EXERCISE AIM: Return only the count of lines in which the word "Clear" appears.

RECORDS FOR THIS TASK:
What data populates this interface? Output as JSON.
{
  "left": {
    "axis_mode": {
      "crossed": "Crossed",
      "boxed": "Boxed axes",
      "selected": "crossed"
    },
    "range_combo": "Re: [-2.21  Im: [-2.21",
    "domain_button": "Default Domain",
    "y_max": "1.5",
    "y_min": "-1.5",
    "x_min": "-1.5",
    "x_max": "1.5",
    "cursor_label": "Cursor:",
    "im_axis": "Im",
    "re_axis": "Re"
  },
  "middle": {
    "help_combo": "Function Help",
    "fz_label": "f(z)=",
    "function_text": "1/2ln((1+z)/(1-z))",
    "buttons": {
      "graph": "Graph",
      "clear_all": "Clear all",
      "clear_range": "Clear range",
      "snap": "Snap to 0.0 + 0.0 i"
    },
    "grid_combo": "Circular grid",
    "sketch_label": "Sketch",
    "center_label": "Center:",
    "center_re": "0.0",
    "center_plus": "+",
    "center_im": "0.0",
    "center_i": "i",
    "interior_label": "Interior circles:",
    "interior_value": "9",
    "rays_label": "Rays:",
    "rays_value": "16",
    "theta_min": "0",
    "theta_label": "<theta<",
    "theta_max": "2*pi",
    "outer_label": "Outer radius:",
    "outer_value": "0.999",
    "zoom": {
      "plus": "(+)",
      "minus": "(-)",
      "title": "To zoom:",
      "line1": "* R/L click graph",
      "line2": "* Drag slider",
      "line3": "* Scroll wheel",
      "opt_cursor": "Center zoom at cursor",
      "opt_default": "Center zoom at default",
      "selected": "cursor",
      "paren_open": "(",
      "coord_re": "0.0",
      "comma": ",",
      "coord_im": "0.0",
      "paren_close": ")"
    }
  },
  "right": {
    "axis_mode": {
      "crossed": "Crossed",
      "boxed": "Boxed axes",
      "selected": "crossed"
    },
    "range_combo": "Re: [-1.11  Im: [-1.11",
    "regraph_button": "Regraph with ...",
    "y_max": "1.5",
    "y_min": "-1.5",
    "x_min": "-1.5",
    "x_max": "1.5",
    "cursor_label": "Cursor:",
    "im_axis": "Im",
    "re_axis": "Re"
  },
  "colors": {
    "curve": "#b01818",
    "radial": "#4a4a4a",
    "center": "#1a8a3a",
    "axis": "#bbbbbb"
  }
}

FULL SOLUTION: 2